* BEGIN *
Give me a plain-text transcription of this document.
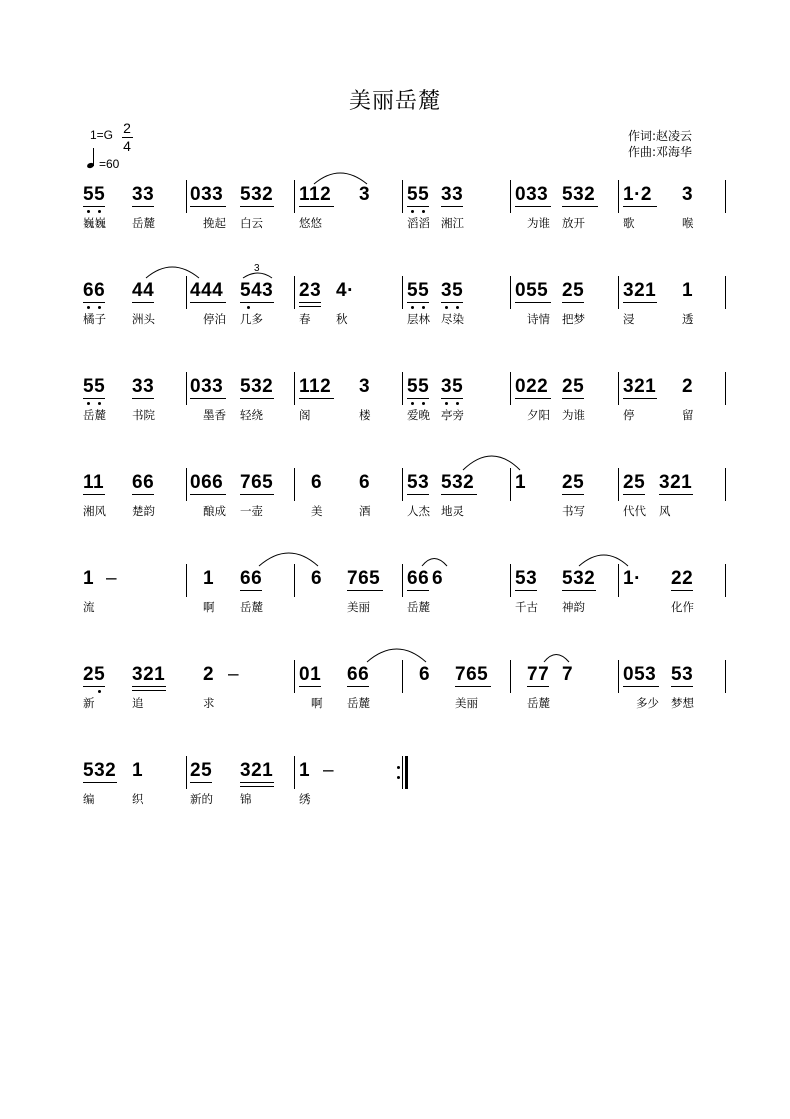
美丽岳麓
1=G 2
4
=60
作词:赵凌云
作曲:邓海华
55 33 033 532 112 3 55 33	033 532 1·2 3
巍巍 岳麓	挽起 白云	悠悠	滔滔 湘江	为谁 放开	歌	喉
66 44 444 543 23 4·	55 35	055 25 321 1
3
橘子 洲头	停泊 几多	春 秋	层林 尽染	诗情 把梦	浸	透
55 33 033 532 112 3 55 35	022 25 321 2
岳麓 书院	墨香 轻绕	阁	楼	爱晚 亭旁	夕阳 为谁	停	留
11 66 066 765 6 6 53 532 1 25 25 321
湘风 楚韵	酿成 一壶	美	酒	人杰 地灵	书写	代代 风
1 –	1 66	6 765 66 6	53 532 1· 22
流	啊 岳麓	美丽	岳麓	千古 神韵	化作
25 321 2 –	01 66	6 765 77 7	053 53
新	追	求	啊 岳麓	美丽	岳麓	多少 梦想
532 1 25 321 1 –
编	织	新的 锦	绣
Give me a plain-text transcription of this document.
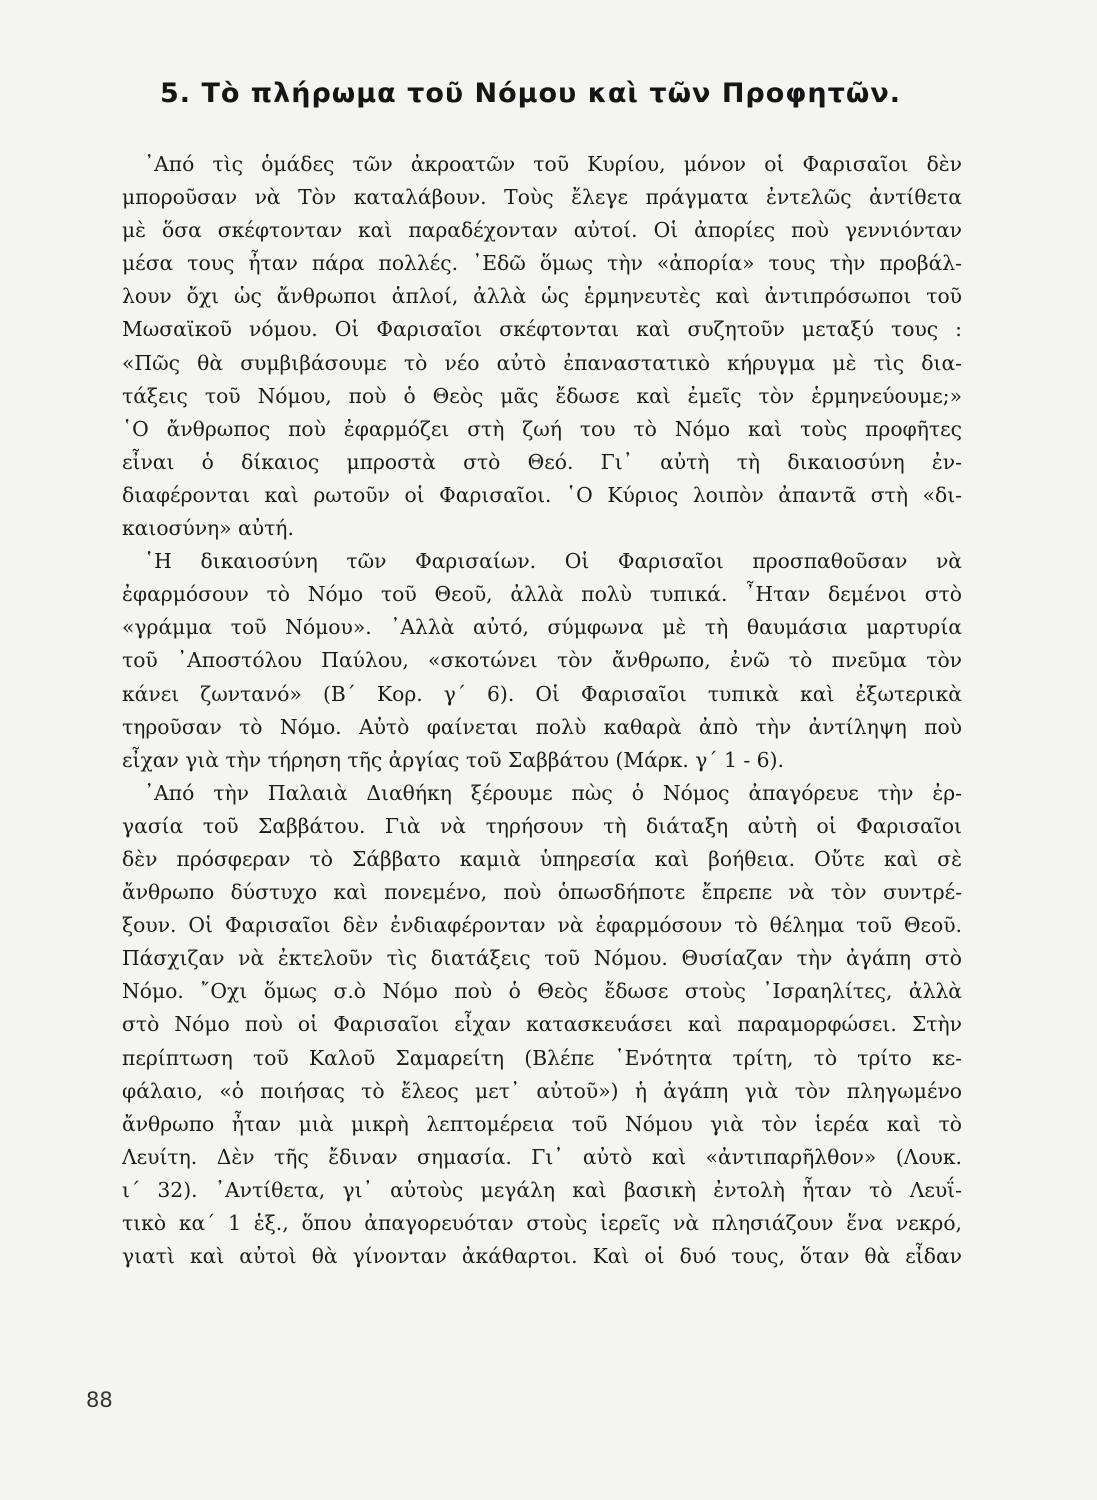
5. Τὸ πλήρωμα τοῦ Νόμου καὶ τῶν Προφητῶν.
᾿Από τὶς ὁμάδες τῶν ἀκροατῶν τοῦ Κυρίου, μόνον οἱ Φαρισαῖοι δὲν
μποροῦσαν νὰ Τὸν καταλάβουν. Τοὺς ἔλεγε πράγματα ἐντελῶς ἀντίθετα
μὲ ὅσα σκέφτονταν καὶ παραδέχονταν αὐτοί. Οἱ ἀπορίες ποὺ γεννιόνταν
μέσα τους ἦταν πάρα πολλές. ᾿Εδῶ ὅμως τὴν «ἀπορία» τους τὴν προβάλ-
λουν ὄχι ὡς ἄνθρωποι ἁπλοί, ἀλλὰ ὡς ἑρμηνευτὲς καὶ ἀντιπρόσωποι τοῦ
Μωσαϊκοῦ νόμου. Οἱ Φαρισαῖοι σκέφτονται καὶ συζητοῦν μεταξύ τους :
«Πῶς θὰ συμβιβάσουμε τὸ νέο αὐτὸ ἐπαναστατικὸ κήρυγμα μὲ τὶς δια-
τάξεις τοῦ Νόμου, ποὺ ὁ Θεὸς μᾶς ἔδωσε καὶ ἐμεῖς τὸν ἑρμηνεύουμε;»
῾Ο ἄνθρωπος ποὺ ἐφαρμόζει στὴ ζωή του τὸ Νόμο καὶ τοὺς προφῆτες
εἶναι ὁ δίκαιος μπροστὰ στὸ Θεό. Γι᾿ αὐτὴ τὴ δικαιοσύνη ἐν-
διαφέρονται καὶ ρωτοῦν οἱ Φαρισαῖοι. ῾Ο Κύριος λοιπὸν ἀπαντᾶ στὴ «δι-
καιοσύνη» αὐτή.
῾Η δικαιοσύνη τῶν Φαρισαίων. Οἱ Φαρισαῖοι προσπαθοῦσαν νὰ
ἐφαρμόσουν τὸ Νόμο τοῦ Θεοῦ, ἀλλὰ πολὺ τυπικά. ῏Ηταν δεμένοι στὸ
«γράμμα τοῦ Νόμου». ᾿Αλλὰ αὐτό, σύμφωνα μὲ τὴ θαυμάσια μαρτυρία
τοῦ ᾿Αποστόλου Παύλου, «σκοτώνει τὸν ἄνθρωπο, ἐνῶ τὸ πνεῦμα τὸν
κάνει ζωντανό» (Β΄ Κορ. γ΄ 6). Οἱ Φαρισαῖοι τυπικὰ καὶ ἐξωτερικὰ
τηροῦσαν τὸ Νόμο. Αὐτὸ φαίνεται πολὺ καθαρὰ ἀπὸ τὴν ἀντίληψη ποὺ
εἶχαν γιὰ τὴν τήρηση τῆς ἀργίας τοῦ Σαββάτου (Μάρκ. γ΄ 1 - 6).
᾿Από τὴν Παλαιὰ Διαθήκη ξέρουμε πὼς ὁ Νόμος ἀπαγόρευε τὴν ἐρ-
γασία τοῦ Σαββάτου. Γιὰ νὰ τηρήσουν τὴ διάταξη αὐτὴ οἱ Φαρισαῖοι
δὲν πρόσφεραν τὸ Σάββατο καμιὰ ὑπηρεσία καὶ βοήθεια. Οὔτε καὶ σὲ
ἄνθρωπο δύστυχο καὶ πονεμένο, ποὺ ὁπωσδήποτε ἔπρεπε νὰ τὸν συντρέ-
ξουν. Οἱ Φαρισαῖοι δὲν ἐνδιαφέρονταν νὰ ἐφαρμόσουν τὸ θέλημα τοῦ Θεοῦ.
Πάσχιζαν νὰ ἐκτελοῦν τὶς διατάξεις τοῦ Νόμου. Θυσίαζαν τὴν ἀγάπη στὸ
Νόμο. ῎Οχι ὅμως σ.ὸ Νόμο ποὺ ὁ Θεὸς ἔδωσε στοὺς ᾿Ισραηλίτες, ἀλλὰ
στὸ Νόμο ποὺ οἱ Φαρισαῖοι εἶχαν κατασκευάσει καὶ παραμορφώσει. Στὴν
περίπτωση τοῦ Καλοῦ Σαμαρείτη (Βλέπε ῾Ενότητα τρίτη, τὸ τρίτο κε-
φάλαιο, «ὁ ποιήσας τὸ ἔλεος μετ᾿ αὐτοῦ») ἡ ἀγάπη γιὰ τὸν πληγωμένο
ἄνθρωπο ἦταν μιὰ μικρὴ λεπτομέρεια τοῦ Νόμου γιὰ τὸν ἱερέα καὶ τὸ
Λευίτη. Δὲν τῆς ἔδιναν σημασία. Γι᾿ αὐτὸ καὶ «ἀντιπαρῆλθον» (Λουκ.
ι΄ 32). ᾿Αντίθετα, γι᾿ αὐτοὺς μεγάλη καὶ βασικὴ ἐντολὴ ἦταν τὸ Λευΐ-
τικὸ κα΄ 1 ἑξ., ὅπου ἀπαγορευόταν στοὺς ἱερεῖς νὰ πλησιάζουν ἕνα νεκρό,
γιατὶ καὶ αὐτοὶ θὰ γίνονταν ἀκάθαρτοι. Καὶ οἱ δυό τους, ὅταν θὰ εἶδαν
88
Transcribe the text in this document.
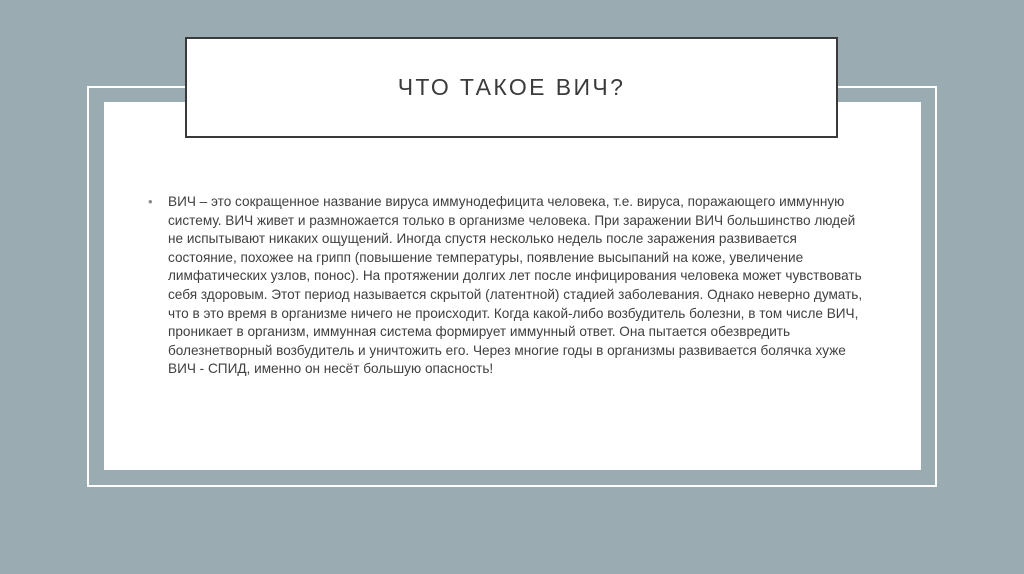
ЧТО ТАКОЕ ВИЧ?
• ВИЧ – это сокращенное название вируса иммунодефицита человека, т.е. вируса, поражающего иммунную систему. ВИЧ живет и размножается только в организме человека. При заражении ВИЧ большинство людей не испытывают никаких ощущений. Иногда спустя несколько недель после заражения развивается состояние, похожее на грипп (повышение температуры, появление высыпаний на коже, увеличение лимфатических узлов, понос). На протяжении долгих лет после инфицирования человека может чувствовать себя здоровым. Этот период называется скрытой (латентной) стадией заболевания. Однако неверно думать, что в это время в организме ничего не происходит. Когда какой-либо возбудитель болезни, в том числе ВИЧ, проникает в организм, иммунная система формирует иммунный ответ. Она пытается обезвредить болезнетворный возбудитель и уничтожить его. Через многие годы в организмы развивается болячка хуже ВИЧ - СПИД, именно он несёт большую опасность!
* END *
Your instructions: Reproduce the full listing faithfully, but do not carry over any pictures.

Full response:
Give me a plain-text transcription of this document.
美丽岳麓
1=G 2
4
=60
作词:赵凌云
作曲:邓海华
55 33 033 532 112 3 55 33	033 532 1·2 3
巍巍 岳麓	挽起 白云	悠悠	滔滔 湘江	为谁 放开	歌	喉
66 44 444 543 23 4·	55 35	055 25 321 1
3
橘子 洲头	停泊 几多	春 秋	层林 尽染	诗情 把梦	浸	透
55 33 033 532 112 3 55 35	022 25 321 2
岳麓 书院	墨香 轻绕	阁	楼	爱晚 亭旁	夕阳 为谁	停	留
11 66 066 765 6 6 53 532 1 25 25 321
湘风 楚韵	酿成 一壶	美	酒	人杰 地灵	书写	代代 风
1 –	1 66	6 765 66 6	53 532 1· 22
流	啊 岳麓	美丽	岳麓	千古 神韵	化作
25 321 2 –	01 66	6 765 77 7	053 53
新	追	求	啊 岳麓	美丽	岳麓	多少 梦想
532 1 25 321 1 –
编	织	新的 锦	绣
Give me a plain-text transcription of this document.
5. Τὸ πλήρωμα τοῦ Νόμου καὶ τῶν Προφητῶν.
᾿Από τὶς ὁμάδες τῶν ἀκροατῶν τοῦ Κυρίου, μόνον οἱ Φαρισαῖοι δὲν
μποροῦσαν νὰ Τὸν καταλάβουν. Τοὺς ἔλεγε πράγματα ἐντελῶς ἀντίθετα
μὲ ὅσα σκέφτονταν καὶ παραδέχονταν αὐτοί. Οἱ ἀπορίες ποὺ γεννιόνταν
μέσα τους ἦταν πάρα πολλές. ᾿Εδῶ ὅμως τὴν «ἀπορία» τους τὴν προβάλ-
λουν ὄχι ὡς ἄνθρωποι ἁπλοί, ἀλλὰ ὡς ἑρμηνευτὲς καὶ ἀντιπρόσωποι τοῦ
Μωσαϊκοῦ νόμου. Οἱ Φαρισαῖοι σκέφτονται καὶ συζητοῦν μεταξύ τους :
«Πῶς θὰ συμβιβάσουμε τὸ νέο αὐτὸ ἐπαναστατικὸ κήρυγμα μὲ τὶς δια-
τάξεις τοῦ Νόμου, ποὺ ὁ Θεὸς μᾶς ἔδωσε καὶ ἐμεῖς τὸν ἑρμηνεύουμε;»
῾Ο ἄνθρωπος ποὺ ἐφαρμόζει στὴ ζωή του τὸ Νόμο καὶ τοὺς προφῆτες
εἶναι ὁ δίκαιος μπροστὰ στὸ Θεό. Γι᾿ αὐτὴ τὴ δικαιοσύνη ἐν-
διαφέρονται καὶ ρωτοῦν οἱ Φαρισαῖοι. ῾Ο Κύριος λοιπὸν ἀπαντᾶ στὴ «δι-
καιοσύνη» αὐτή.
῾Η δικαιοσύνη τῶν Φαρισαίων. Οἱ Φαρισαῖοι προσπαθοῦσαν νὰ
ἐφαρμόσουν τὸ Νόμο τοῦ Θεοῦ, ἀλλὰ πολὺ τυπικά. ῏Ηταν δεμένοι στὸ
«γράμμα τοῦ Νόμου». ᾿Αλλὰ αὐτό, σύμφωνα μὲ τὴ θαυμάσια μαρτυρία
τοῦ ᾿Αποστόλου Παύλου, «σκοτώνει τὸν ἄνθρωπο, ἐνῶ τὸ πνεῦμα τὸν
κάνει ζωντανό» (Β΄ Κορ. γ΄ 6). Οἱ Φαρισαῖοι τυπικὰ καὶ ἐξωτερικὰ
τηροῦσαν τὸ Νόμο. Αὐτὸ φαίνεται πολὺ καθαρὰ ἀπὸ τὴν ἀντίληψη ποὺ
εἶχαν γιὰ τὴν τήρηση τῆς ἀργίας τοῦ Σαββάτου (Μάρκ. γ΄ 1 - 6).
᾿Από τὴν Παλαιὰ Διαθήκη ξέρουμε πὼς ὁ Νόμος ἀπαγόρευε τὴν ἐρ-
γασία τοῦ Σαββάτου. Γιὰ νὰ τηρήσουν τὴ διάταξη αὐτὴ οἱ Φαρισαῖοι
δὲν πρόσφεραν τὸ Σάββατο καμιὰ ὑπηρεσία καὶ βοήθεια. Οὔτε καὶ σὲ
ἄνθρωπο δύστυχο καὶ πονεμένο, ποὺ ὁπωσδήποτε ἔπρεπε νὰ τὸν συντρέ-
ξουν. Οἱ Φαρισαῖοι δὲν ἐνδιαφέρονταν νὰ ἐφαρμόσουν τὸ θέλημα τοῦ Θεοῦ.
Πάσχιζαν νὰ ἐκτελοῦν τὶς διατάξεις τοῦ Νόμου. Θυσίαζαν τὴν ἀγάπη στὸ
Νόμο. ῎Οχι ὅμως σ.ὸ Νόμο ποὺ ὁ Θεὸς ἔδωσε στοὺς ᾿Ισραηλίτες, ἀλλὰ
στὸ Νόμο ποὺ οἱ Φαρισαῖοι εἶχαν κατασκευάσει καὶ παραμορφώσει. Στὴν
περίπτωση τοῦ Καλοῦ Σαμαρείτη (Βλέπε ῾Ενότητα τρίτη, τὸ τρίτο κε-
φάλαιο, «ὁ ποιήσας τὸ ἔλεος μετ᾿ αὐτοῦ») ἡ ἀγάπη γιὰ τὸν πληγωμένο
ἄνθρωπο ἦταν μιὰ μικρὴ λεπτομέρεια τοῦ Νόμου γιὰ τὸν ἱερέα καὶ τὸ
Λευίτη. Δὲν τῆς ἔδιναν σημασία. Γι᾿ αὐτὸ καὶ «ἀντιπαρῆλθον» (Λουκ.
ι΄ 32). ᾿Αντίθετα, γι᾿ αὐτοὺς μεγάλη καὶ βασικὴ ἐντολὴ ἦταν τὸ Λευΐ-
τικὸ κα΄ 1 ἑξ., ὅπου ἀπαγορευόταν στοὺς ἱερεῖς νὰ πλησιάζουν ἕνα νεκρό,
γιατὶ καὶ αὐτοὶ θὰ γίνονταν ἀκάθαρτοι. Καὶ οἱ δυό τους, ὅταν θὰ εἶδαν
88
Transcribe the text in this document.
ЧТО ТАКОЕ ВИЧ?
• ВИЧ – это сокращенное название вируса иммунодефицита человека, т.е. вируса, поражающего иммунную систему. ВИЧ живет и размножается только в организме человека. При заражении ВИЧ большинство людей не испытывают никаких ощущений. Иногда спустя несколько недель после заражения развивается состояние, похожее на грипп (повышение температуры, появление высыпаний на коже, увеличение лимфатических узлов, понос). На протяжении долгих лет после инфицирования человека может чувствовать себя здоровым. Этот период называется скрытой (латентной) стадией заболевания. Однако неверно думать, что в это время в организме ничего не происходит. Когда какой-либо возбудитель болезни, в том числе ВИЧ, проникает в организм, иммунная система формирует иммунный ответ. Она пытается обезвредить болезнетворный возбудитель и уничтожить его. Через многие годы в организмы развивается болячка хуже ВИЧ - СПИД, именно он несёт большую опасность!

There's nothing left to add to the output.